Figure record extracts
◆ ◆ ◆ ◆ ◆ ◆ ◆
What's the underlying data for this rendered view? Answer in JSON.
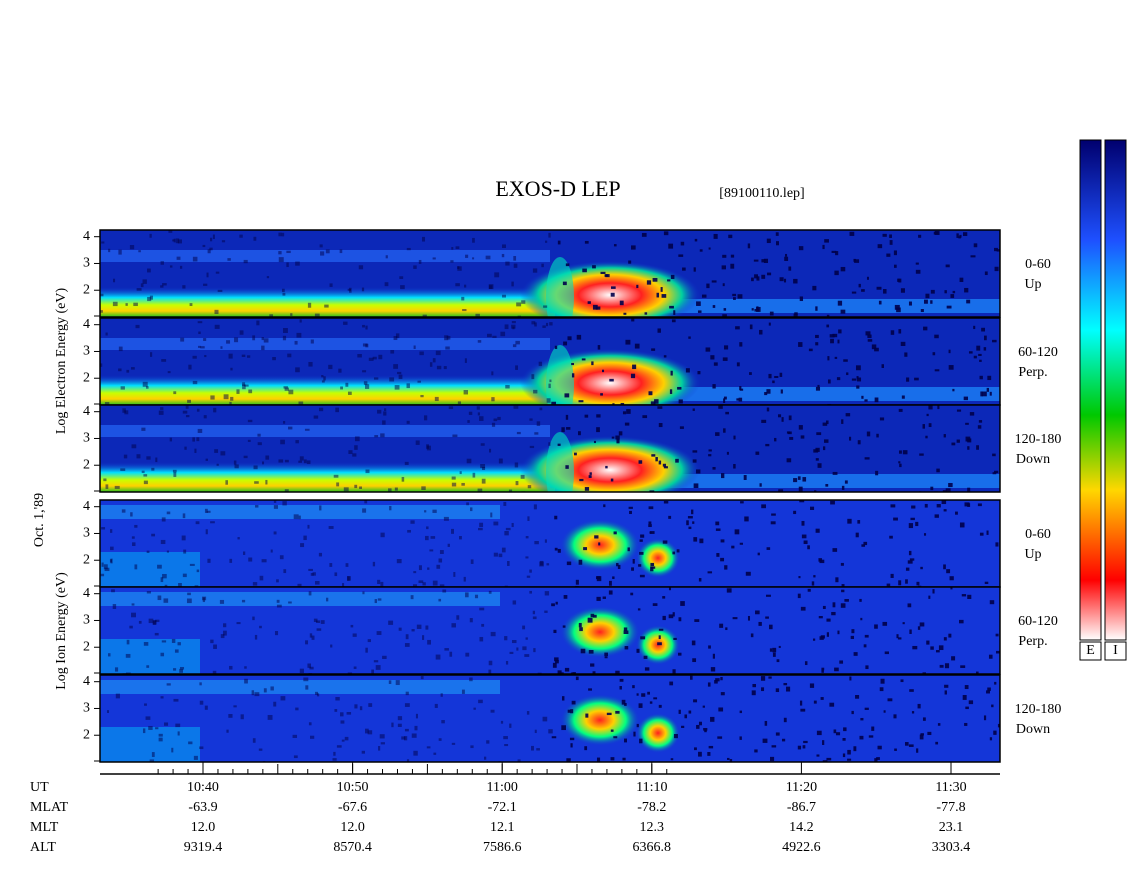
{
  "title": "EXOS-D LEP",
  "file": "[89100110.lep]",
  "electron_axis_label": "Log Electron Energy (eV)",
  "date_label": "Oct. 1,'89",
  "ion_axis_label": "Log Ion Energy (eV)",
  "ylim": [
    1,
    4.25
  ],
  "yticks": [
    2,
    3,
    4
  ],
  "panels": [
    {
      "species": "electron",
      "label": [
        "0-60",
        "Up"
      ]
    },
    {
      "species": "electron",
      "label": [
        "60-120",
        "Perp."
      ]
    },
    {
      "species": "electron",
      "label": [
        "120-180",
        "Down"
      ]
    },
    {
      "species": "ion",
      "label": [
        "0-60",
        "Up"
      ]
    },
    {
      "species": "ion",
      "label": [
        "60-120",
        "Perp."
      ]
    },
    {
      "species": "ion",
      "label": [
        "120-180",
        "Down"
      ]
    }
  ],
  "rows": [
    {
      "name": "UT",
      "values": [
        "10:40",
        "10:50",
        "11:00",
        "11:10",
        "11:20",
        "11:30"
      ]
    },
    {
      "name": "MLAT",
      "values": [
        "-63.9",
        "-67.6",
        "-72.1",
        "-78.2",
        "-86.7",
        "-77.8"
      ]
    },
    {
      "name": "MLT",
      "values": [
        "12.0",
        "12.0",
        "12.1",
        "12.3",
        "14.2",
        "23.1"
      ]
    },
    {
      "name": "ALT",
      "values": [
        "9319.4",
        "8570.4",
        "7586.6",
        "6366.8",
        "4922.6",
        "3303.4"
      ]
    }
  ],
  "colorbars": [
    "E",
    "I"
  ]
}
◆ ◆ ◆ ◆ ◆ ◆ ◆
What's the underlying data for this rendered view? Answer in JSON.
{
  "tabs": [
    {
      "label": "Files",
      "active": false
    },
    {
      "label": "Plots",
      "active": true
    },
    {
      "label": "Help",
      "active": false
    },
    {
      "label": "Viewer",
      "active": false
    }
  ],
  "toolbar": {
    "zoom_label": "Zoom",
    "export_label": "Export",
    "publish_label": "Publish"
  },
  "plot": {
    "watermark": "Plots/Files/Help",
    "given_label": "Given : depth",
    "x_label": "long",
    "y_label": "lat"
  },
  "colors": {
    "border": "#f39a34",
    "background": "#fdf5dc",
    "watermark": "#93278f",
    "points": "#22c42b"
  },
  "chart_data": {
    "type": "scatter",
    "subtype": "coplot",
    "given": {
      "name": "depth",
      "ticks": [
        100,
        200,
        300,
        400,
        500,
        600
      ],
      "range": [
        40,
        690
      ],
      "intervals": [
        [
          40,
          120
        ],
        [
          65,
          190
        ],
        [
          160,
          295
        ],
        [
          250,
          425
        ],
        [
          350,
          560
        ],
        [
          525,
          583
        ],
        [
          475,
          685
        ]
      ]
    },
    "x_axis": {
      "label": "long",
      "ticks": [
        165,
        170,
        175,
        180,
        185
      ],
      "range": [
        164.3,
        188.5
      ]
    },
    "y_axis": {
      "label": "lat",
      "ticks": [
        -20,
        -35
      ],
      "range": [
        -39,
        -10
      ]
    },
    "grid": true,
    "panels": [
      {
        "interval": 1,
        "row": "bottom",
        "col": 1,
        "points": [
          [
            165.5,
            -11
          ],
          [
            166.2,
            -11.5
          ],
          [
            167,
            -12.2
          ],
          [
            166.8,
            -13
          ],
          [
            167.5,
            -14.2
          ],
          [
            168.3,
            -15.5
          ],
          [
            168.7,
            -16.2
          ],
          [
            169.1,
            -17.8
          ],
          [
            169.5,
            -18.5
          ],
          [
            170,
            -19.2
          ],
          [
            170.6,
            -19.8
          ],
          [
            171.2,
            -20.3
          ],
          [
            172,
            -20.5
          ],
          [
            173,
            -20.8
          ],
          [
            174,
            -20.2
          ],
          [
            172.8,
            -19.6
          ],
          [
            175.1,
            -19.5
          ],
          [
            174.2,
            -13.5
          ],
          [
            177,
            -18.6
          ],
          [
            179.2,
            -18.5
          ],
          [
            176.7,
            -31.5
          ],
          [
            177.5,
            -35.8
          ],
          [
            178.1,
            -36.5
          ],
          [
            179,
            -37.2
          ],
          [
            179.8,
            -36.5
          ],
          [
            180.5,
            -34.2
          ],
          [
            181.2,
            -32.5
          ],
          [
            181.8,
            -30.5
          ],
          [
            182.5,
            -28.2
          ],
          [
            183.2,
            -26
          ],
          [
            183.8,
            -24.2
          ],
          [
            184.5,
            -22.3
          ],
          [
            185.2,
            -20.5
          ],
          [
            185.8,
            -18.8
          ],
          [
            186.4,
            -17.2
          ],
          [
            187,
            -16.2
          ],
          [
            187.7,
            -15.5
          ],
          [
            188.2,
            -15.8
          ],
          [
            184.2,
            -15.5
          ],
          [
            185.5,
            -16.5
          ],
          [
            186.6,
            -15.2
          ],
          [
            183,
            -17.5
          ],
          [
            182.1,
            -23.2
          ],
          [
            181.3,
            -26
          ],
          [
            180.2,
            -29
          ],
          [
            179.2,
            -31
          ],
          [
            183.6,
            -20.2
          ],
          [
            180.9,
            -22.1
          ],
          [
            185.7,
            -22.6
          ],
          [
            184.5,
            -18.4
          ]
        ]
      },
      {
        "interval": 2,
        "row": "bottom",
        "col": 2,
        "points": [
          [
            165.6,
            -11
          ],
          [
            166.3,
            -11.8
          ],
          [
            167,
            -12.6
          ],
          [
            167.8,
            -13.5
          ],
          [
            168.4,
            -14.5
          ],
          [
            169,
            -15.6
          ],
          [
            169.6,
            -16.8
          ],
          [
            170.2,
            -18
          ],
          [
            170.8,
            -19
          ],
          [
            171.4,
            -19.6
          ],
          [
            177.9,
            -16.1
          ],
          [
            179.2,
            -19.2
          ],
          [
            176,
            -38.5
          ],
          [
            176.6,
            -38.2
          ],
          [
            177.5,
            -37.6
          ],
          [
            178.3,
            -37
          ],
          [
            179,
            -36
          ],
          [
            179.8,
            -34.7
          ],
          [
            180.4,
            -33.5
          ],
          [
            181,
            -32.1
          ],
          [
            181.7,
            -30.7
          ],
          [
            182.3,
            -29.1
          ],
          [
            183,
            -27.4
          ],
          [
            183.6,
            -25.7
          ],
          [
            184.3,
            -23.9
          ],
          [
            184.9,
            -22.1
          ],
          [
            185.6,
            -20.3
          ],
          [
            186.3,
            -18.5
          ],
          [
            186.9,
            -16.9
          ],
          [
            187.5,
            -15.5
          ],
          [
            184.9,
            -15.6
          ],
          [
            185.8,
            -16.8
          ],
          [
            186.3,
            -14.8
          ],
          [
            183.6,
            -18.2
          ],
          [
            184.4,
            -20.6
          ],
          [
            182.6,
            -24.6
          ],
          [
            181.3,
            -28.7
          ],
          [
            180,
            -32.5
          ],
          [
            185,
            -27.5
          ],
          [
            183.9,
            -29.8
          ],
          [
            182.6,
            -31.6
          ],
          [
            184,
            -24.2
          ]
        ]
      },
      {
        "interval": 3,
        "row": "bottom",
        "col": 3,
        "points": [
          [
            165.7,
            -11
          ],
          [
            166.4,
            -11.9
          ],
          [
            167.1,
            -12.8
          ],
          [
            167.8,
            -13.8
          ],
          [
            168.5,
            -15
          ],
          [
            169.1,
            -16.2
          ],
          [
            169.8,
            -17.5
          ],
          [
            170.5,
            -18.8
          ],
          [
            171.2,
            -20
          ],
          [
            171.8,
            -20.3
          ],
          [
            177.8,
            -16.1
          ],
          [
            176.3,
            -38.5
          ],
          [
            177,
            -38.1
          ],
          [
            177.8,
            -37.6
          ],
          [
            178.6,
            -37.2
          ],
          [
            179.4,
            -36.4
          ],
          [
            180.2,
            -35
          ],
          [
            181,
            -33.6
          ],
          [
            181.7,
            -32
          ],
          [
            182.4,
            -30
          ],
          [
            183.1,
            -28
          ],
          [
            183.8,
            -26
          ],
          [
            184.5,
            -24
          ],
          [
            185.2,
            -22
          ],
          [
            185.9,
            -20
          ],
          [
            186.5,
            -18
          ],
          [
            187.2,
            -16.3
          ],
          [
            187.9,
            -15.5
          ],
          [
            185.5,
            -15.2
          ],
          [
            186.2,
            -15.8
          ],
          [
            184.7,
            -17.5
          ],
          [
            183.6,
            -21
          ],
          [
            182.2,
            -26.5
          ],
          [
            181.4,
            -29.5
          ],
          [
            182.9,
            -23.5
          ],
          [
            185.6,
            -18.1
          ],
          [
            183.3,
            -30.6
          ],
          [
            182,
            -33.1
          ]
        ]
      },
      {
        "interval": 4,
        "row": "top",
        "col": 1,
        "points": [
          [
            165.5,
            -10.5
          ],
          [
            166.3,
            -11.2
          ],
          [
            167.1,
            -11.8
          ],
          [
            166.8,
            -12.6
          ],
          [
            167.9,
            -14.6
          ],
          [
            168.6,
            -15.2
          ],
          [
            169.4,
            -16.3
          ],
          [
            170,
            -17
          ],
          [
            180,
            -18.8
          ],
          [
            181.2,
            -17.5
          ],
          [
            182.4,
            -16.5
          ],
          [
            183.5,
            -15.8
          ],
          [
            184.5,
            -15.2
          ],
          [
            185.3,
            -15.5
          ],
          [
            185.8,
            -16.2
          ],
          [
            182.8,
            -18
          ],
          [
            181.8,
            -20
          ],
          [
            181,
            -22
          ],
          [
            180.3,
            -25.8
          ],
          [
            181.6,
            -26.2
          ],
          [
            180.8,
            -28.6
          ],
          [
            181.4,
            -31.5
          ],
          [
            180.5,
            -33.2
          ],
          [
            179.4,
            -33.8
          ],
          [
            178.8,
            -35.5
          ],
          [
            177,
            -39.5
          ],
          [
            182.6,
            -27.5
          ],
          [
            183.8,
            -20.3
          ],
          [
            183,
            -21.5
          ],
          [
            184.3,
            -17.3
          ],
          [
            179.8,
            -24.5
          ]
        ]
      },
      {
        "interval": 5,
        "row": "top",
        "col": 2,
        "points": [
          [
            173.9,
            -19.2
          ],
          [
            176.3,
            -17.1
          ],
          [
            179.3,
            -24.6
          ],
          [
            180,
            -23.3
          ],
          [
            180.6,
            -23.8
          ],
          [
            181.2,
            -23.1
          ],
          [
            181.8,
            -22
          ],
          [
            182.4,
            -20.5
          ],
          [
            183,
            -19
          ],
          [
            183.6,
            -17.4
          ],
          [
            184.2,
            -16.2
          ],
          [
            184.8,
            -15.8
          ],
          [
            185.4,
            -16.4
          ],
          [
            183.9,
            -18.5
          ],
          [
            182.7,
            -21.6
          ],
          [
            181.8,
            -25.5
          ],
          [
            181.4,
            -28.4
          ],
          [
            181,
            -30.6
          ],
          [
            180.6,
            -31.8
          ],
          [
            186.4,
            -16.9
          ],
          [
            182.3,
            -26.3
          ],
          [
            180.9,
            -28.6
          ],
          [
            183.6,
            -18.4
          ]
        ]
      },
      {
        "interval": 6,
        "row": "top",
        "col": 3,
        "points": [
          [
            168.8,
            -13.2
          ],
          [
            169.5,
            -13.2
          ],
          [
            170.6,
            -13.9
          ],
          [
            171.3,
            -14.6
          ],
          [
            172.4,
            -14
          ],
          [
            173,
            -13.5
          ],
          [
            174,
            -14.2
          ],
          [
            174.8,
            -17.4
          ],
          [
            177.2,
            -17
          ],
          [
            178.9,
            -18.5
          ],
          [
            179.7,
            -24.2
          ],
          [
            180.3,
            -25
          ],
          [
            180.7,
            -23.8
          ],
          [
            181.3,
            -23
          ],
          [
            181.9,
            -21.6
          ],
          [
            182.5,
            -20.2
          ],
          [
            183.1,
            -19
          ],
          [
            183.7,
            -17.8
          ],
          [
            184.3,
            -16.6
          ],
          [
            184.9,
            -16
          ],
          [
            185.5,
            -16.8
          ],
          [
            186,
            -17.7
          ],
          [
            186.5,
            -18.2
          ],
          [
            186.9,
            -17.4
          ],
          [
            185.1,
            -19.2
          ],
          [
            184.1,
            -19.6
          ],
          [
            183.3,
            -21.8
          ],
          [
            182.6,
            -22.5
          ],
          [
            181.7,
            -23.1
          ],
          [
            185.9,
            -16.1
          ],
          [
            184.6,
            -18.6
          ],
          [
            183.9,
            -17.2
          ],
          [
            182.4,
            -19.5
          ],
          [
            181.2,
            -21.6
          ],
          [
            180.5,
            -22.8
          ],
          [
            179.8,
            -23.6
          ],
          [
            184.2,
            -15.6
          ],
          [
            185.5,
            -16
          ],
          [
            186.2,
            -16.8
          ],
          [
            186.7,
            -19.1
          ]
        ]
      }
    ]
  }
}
◆ ◆ ◆ ◆ ◆ ◆ ◆
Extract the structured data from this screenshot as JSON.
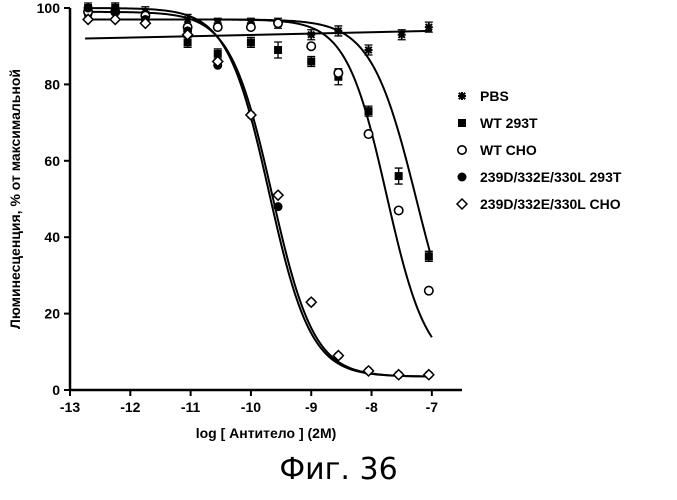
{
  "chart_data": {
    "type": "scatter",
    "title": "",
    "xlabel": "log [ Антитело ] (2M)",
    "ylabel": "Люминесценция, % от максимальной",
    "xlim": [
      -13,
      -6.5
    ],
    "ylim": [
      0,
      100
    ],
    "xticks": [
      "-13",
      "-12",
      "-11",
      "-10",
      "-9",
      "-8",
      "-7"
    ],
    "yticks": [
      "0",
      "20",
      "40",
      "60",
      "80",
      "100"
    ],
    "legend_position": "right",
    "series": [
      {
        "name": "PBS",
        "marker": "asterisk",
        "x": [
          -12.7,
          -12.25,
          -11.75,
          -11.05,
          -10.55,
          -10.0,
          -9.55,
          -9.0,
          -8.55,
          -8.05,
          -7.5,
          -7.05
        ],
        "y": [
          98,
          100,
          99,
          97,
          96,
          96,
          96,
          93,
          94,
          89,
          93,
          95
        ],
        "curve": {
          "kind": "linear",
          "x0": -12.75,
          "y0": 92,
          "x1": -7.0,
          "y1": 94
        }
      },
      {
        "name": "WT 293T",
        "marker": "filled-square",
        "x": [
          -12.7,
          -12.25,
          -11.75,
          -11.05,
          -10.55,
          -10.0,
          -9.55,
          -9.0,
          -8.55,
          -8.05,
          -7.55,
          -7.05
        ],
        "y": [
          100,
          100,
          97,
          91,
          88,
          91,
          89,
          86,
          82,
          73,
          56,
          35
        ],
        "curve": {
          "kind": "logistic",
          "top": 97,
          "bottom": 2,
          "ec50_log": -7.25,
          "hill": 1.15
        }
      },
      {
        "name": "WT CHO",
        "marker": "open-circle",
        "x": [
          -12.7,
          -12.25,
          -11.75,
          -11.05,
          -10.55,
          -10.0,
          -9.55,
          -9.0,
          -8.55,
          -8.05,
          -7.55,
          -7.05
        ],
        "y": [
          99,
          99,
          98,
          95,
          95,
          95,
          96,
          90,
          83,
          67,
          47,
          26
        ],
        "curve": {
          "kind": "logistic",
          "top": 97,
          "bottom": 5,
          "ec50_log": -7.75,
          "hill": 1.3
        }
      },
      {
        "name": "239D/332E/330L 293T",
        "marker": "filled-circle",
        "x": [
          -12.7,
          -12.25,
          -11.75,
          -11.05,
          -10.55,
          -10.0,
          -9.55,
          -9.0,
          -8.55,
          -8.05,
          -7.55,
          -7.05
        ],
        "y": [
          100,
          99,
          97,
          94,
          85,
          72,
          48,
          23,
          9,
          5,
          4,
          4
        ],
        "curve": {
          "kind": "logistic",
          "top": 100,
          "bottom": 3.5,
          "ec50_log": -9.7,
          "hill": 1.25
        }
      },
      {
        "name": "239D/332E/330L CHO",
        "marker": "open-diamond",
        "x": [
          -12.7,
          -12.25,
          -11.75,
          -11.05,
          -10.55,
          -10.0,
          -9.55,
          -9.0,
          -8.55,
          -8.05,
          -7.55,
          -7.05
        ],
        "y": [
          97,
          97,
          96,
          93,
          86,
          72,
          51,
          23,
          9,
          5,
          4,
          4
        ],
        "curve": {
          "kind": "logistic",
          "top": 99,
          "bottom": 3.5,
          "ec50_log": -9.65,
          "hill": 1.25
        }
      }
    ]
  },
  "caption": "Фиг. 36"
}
◆ ◆ ◆ ◆ ◆ ◆ ◆
Copy all lines from the material that hold "open".

◆ Task answer ◆
        "marker": "open-circle",
        "marker": "open-diamond",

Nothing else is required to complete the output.